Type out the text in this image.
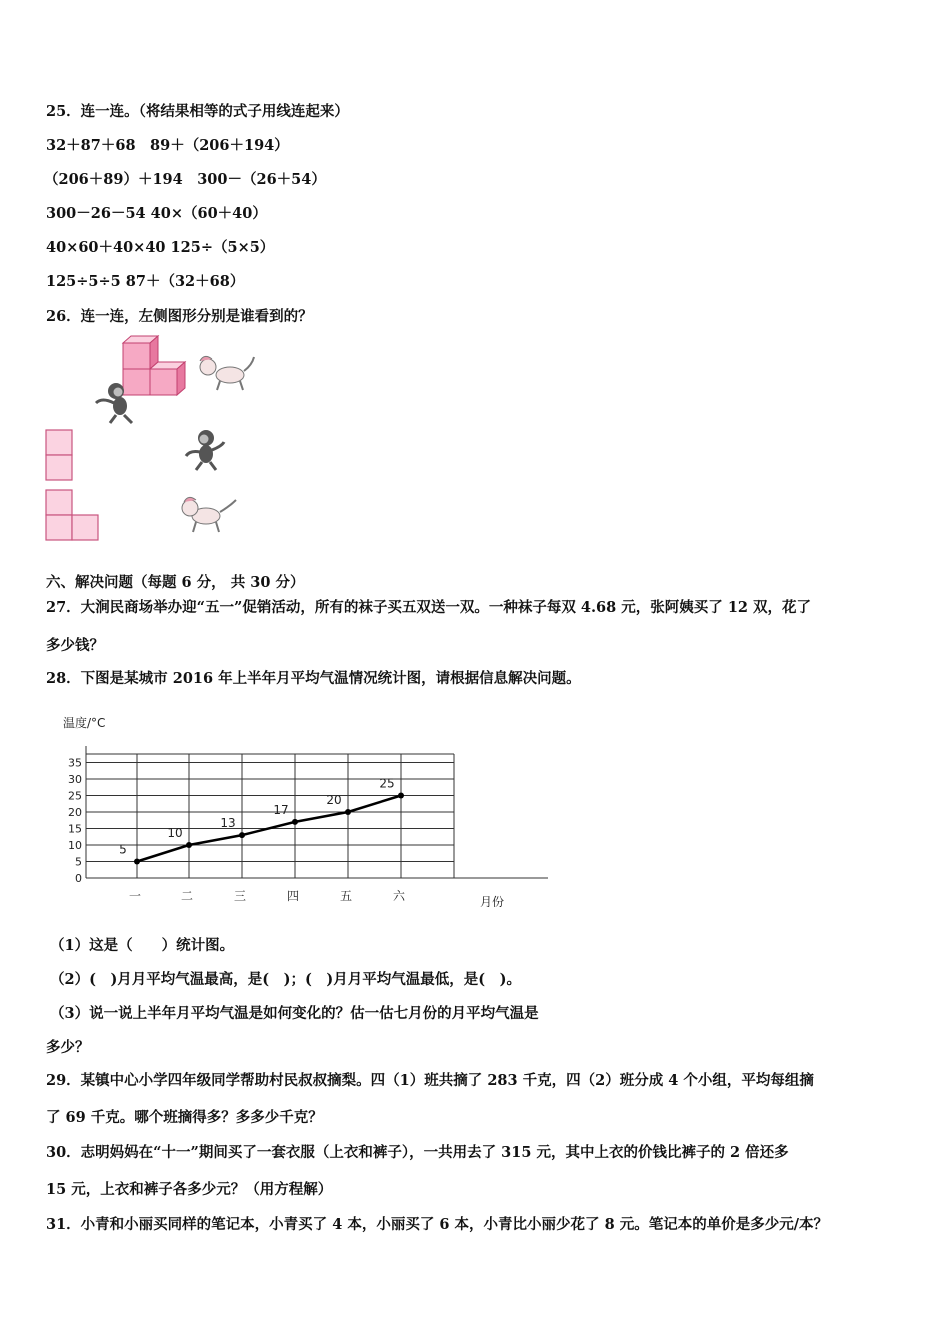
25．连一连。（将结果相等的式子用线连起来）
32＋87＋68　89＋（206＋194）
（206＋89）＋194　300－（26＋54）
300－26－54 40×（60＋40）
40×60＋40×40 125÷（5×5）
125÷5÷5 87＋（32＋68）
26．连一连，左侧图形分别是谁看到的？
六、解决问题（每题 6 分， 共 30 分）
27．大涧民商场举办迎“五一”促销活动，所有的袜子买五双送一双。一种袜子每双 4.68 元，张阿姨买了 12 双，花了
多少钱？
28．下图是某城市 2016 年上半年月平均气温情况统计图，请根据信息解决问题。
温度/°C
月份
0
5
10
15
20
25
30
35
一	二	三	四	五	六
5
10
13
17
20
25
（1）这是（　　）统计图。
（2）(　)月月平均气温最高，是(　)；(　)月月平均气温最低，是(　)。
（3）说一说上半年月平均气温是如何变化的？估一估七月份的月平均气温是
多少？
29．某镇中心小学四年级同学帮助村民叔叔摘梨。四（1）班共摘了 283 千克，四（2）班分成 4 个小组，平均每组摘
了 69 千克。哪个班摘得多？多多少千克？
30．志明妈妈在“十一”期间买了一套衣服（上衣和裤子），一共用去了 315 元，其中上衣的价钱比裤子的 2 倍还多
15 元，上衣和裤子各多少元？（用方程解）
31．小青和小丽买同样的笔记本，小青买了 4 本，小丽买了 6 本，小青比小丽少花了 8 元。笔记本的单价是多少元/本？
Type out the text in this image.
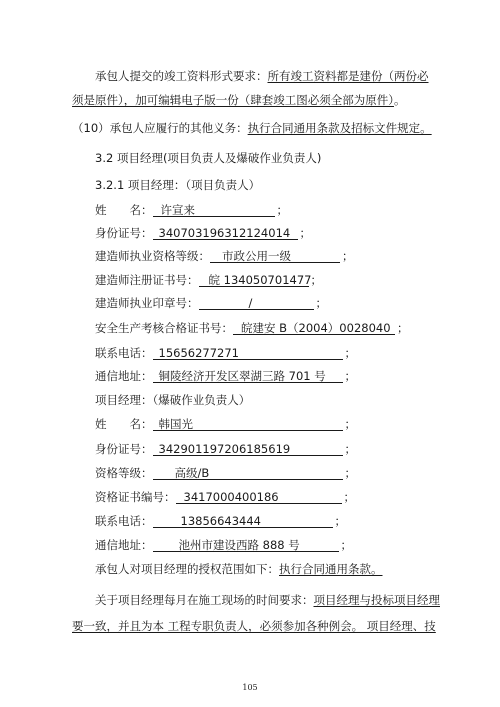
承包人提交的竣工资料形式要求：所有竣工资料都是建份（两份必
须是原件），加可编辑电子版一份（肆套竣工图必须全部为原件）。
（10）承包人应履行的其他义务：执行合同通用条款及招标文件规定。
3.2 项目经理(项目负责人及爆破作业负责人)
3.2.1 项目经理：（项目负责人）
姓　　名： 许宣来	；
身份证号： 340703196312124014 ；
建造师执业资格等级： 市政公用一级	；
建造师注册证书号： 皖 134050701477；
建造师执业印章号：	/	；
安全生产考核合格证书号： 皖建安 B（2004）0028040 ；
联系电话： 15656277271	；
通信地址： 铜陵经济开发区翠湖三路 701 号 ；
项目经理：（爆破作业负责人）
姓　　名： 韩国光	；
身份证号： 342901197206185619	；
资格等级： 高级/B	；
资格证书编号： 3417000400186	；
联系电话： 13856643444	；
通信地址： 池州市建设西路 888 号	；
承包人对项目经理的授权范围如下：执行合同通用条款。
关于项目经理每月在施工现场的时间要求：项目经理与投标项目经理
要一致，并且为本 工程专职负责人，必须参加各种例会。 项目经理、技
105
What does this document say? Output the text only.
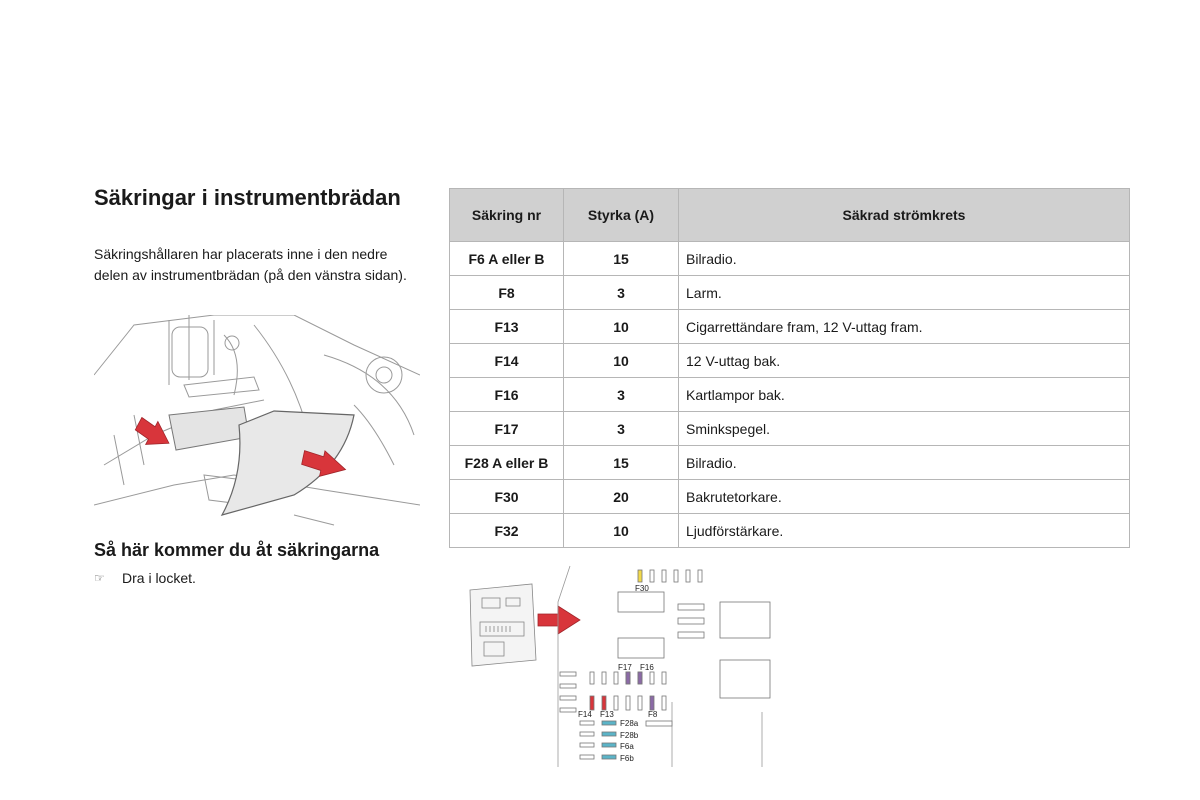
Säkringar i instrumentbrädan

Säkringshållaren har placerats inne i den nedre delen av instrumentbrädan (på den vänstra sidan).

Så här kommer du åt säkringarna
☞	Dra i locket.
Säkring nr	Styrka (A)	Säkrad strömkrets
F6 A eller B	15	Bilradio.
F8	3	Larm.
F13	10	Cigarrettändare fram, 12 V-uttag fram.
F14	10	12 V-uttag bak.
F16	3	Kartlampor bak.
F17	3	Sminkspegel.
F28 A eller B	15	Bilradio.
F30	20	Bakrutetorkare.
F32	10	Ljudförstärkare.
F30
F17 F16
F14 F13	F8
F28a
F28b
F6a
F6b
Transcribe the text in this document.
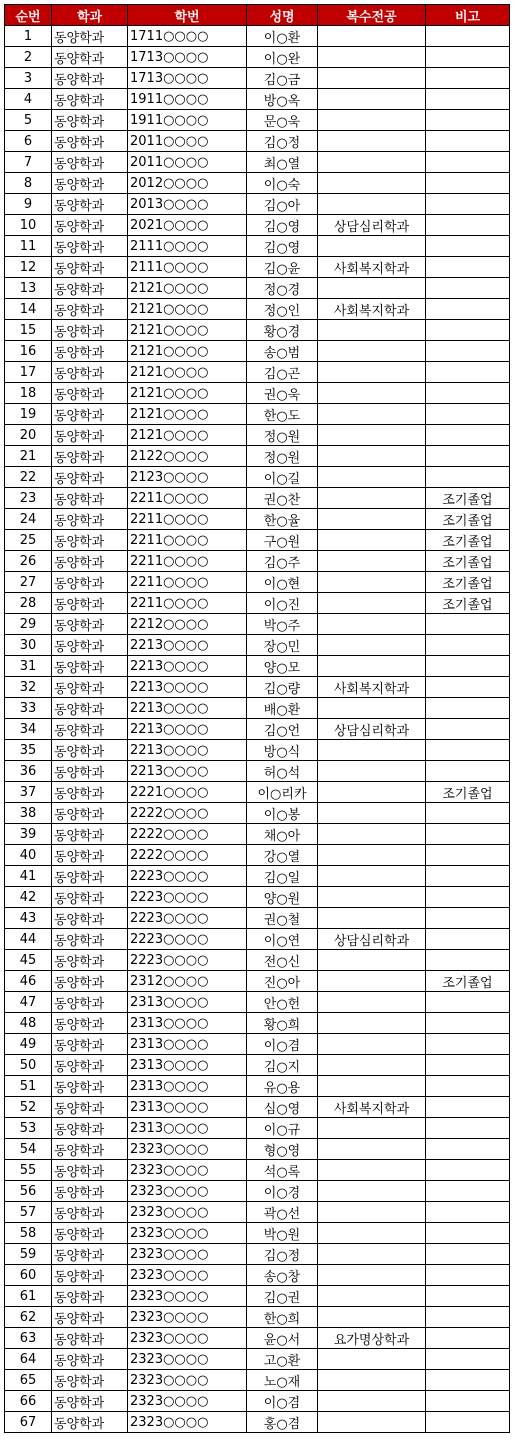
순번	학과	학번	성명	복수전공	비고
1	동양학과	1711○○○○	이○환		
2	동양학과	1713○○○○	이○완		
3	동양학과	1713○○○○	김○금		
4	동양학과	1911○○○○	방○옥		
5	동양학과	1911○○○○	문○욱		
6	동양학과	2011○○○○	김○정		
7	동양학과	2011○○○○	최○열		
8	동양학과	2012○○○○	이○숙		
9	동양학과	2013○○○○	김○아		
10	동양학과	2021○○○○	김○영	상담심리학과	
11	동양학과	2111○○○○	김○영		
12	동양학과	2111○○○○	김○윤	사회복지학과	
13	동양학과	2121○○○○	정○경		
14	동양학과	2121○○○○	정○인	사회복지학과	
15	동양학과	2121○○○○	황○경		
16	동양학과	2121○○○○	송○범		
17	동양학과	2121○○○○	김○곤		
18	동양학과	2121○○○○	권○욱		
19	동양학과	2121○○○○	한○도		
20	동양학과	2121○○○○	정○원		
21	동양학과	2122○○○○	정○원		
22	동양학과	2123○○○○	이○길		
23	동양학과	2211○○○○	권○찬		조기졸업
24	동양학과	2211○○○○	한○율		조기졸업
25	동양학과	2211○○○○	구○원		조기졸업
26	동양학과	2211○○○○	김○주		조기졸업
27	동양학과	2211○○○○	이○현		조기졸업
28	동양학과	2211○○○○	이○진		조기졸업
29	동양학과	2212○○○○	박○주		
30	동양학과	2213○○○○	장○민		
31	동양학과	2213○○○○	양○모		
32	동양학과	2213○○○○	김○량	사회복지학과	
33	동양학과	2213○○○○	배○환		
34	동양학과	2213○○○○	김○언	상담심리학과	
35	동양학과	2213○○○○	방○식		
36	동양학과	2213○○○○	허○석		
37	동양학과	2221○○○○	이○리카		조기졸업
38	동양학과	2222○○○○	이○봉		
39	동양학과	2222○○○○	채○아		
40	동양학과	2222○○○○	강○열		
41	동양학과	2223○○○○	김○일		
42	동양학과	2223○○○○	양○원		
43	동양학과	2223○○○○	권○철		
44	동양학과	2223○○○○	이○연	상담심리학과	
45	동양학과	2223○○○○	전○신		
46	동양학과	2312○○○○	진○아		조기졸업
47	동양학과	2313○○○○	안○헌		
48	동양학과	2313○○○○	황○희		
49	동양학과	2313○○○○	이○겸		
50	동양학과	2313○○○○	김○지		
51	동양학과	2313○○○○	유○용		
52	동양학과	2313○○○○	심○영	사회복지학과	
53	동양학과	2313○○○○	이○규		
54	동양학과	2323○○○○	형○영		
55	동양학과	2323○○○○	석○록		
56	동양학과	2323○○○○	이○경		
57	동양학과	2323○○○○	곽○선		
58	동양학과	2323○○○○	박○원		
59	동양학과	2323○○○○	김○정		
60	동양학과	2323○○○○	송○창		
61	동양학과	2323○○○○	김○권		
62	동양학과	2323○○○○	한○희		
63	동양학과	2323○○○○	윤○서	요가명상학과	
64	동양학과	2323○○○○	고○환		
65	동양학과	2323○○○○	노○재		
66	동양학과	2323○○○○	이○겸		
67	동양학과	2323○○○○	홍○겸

● ● ●

*Directions:* Go through the listing above and write it all out exactly, leaving out any picture.

*Response to this exercise:*
Type out the text in this image.
25．连一连。（将结果相等的式子用线连起来）
32＋87＋68　89＋（206＋194）
（206＋89）＋194　300－（26＋54）
300－26－54 40×（60＋40）
40×60＋40×40 125÷（5×5）
125÷5÷5 87＋（32＋68）
26．连一连，左侧图形分别是谁看到的？
六、解决问题（每题 6 分， 共 30 分）
27．大涧民商场举办迎“五一”促销活动，所有的袜子买五双送一双。一种袜子每双 4.68 元，张阿姨买了 12 双，花了
多少钱？
28．下图是某城市 2016 年上半年月平均气温情况统计图，请根据信息解决问题。
温度/°C
月份
0
5
10
15
20
25
30
35
一	二	三	四	五	六
5
10
13
17
20
25
（1）这是（　　）统计图。
（2）(　)月月平均气温最高，是(　)；(　)月月平均气温最低，是(　)。
（3）说一说上半年月平均气温是如何变化的？估一估七月份的月平均气温是
多少？
29．某镇中心小学四年级同学帮助村民叔叔摘梨。四（1）班共摘了 283 千克，四（2）班分成 4 个小组，平均每组摘
了 69 千克。哪个班摘得多？多多少千克？
30．志明妈妈在“十一”期间买了一套衣服（上衣和裤子），一共用去了 315 元，其中上衣的价钱比裤子的 2 倍还多
15 元，上衣和裤子各多少元？（用方程解）
31．小青和小丽买同样的笔记本，小青买了 4 本，小丽买了 6 本，小青比小丽少花了 8 元。笔记本的单价是多少元/本？
Type out the text in this image.
承包人提交的竣工资料形式要求：所有竣工资料都是建份（两份必
须是原件），加可编辑电子版一份（肆套竣工图必须全部为原件）。
（10）承包人应履行的其他义务：执行合同通用条款及招标文件规定。
3.2 项目经理(项目负责人及爆破作业负责人)
3.2.1 项目经理：（项目负责人）
姓　　名： 许宣来	；
身份证号： 340703196312124014 ；
建造师执业资格等级： 市政公用一级	；
建造师注册证书号： 皖 134050701477；
建造师执业印章号：	/	；
安全生产考核合格证书号： 皖建安 B（2004）0028040 ；
联系电话： 15656277271	；
通信地址： 铜陵经济开发区翠湖三路 701 号 ；
项目经理：（爆破作业负责人）
姓　　名： 韩国光	；
身份证号： 342901197206185619	；
资格等级： 高级/B	；
资格证书编号： 3417000400186	；
联系电话： 13856643444	；
通信地址： 池州市建设西路 888 号	；
承包人对项目经理的授权范围如下：执行合同通用条款。
关于项目经理每月在施工现场的时间要求：项目经理与投标项目经理
要一致，并且为本 工程专职负责人，必须参加各种例会。 项目经理、技
105
What does this document say? Output the text only.
Säkringar i instrumentbrädan

Säkringshållaren har placerats inne i den nedre delen av instrumentbrädan (på den vänstra sidan).

Så här kommer du åt säkringarna
☞	Dra i locket.
Säkring nr	Styrka (A)	Säkrad strömkrets
F6 A eller B	15	Bilradio.
F8	3	Larm.
F13	10	Cigarrettändare fram, 12 V-uttag fram.
F14	10	12 V-uttag bak.
F16	3	Kartlampor bak.
F17	3	Sminkspegel.
F28 A eller B	15	Bilradio.
F30	20	Bakrutetorkare.
F32	10	Ljudförstärkare.
F30
F17 F16
F14 F13	F8
F28a
F28b
F6a
F6b
Transcribe the text in this document.
순번	학과	학번	성명	복수전공	비고
1	동양학과	1711○○○○	이○환		
2	동양학과	1713○○○○	이○완		
3	동양학과	1713○○○○	김○금		
4	동양학과	1911○○○○	방○옥		
5	동양학과	1911○○○○	문○욱		
6	동양학과	2011○○○○	김○정		
7	동양학과	2011○○○○	최○열		
8	동양학과	2012○○○○	이○숙		
9	동양학과	2013○○○○	김○아		
10	동양학과	2021○○○○	김○영	상담심리학과	
11	동양학과	2111○○○○	김○영		
12	동양학과	2111○○○○	김○윤	사회복지학과	
13	동양학과	2121○○○○	정○경		
14	동양학과	2121○○○○	정○인	사회복지학과	
15	동양학과	2121○○○○	황○경		
16	동양학과	2121○○○○	송○범		
17	동양학과	2121○○○○	김○곤		
18	동양학과	2121○○○○	권○욱		
19	동양학과	2121○○○○	한○도		
20	동양학과	2121○○○○	정○원		
21	동양학과	2122○○○○	정○원		
22	동양학과	2123○○○○	이○길		
23	동양학과	2211○○○○	권○찬		조기졸업
24	동양학과	2211○○○○	한○율		조기졸업
25	동양학과	2211○○○○	구○원		조기졸업
26	동양학과	2211○○○○	김○주		조기졸업
27	동양학과	2211○○○○	이○현		조기졸업
28	동양학과	2211○○○○	이○진		조기졸업
29	동양학과	2212○○○○	박○주		
30	동양학과	2213○○○○	장○민		
31	동양학과	2213○○○○	양○모		
32	동양학과	2213○○○○	김○량	사회복지학과	
33	동양학과	2213○○○○	배○환		
34	동양학과	2213○○○○	김○언	상담심리학과	
35	동양학과	2213○○○○	방○식		
36	동양학과	2213○○○○	허○석		
37	동양학과	2221○○○○	이○리카		조기졸업
38	동양학과	2222○○○○	이○봉		
39	동양학과	2222○○○○	채○아		
40	동양학과	2222○○○○	강○열		
41	동양학과	2223○○○○	김○일		
42	동양학과	2223○○○○	양○원		
43	동양학과	2223○○○○	권○철		
44	동양학과	2223○○○○	이○연	상담심리학과	
45	동양학과	2223○○○○	전○신		
46	동양학과	2312○○○○	진○아		조기졸업
47	동양학과	2313○○○○	안○헌		
48	동양학과	2313○○○○	황○희		
49	동양학과	2313○○○○	이○겸		
50	동양학과	2313○○○○	김○지		
51	동양학과	2313○○○○	유○용		
52	동양학과	2313○○○○	심○영	사회복지학과	
53	동양학과	2313○○○○	이○규		
54	동양학과	2323○○○○	형○영		
55	동양학과	2323○○○○	석○록		
56	동양학과	2323○○○○	이○경		
57	동양학과	2323○○○○	곽○선		
58	동양학과	2323○○○○	박○원		
59	동양학과	2323○○○○	김○정		
60	동양학과	2323○○○○	송○창		
61	동양학과	2323○○○○	김○권		
62	동양학과	2323○○○○	한○희		
63	동양학과	2323○○○○	윤○서	요가명상학과	
64	동양학과	2323○○○○	고○환		
65	동양학과	2323○○○○	노○재		
66	동양학과	2323○○○○	이○겸		
67	동양학과	2323○○○○	홍○겸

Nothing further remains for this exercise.